**Exercise**
Lines containing the word "财政与金融" are to be counted; state their number and nothing further.

**Provided data**
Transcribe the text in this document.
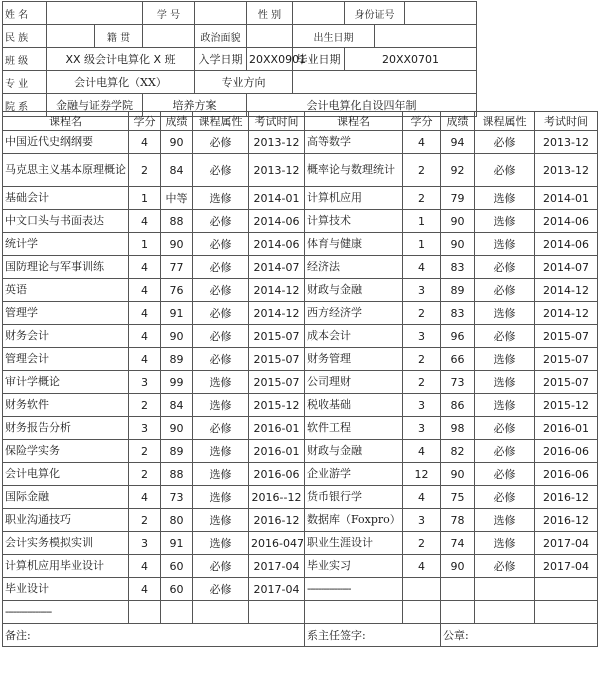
姓 名			学 号		性 别		身份证号		
民 族		籍 贯		政治面貌		出生日期			
班 级	XX 级会计电算化 X 班			入学日期	20XX0901	毕业日期	20XX0701		
专 业	会计电算化（XX）			专业方向					
院 系	金融与证券学院		培养方案		会计电算化自设四年制				
课程名	学分	成绩	课程属性	考试时间	课程名	学分	成绩	课程属性	考试时间
中国近代史纲纲要	4	90	必修	2013-12	高等数学	4	94	必修	2013-12
马克思主义基本原理概论	2	84	必修	2013-12	概率论与数理统计	2	92	必修	2013-12
基础会计	1	中等	选修	2014-01	计算机应用	2	79	选修	2014-01
中文口头与书面表达	4	88	必修	2014-06	计算技术	1	90	选修	2014-06
统计学	1	90	必修	2014-06	体育与健康	1	90	选修	2014-06
国防理论与军事训练	4	77	必修	2014-07	经济法	4	83	必修	2014-07
英语	4	76	必修	2014-12	财政与金融	3	89	必修	2014-12
管理学	4	91	必修	2014-12	西方经济学	2	83	选修	2014-12
财务会计	4	90	必修	2015-07	成本会计	3	96	必修	2015-07
管理会计	4	89	必修	2015-07	财务管理	2	66	选修	2015-07
审计学概论	3	99	选修	2015-07	公司理财	2	73	选修	2015-07
财务软件	2	84	选修	2015-12	税收基础	3	86	选修	2015-12
财务报告分析	3	90	必修	2016-01	软件工程	3	98	必修	2016-01
保险学实务	2	89	选修	2016-01	财政与金融	4	82	必修	2016-06
会计电算化	2	88	选修	2016-06	企业游学	12	90	必修	2016-06
国际金融	4	73	选修	2016--12	货币银行学	4	75	必修	2016-12
职业沟通技巧	2	80	选修	2016-12	数据库（Foxpro）	3	78	选修	2016-12
会计实务模拟实训	3	91	选修	2016-047	职业生涯设计	2	74	选修	2017-04
计算机应用毕业设计	4	60	必修	2017-04	毕业实习	4	90	必修	2017-04
毕业设计	4	60	必修	2017-04	----------------				
-----------------									
备注:					系主任签字:		公章:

**Worked solution**
2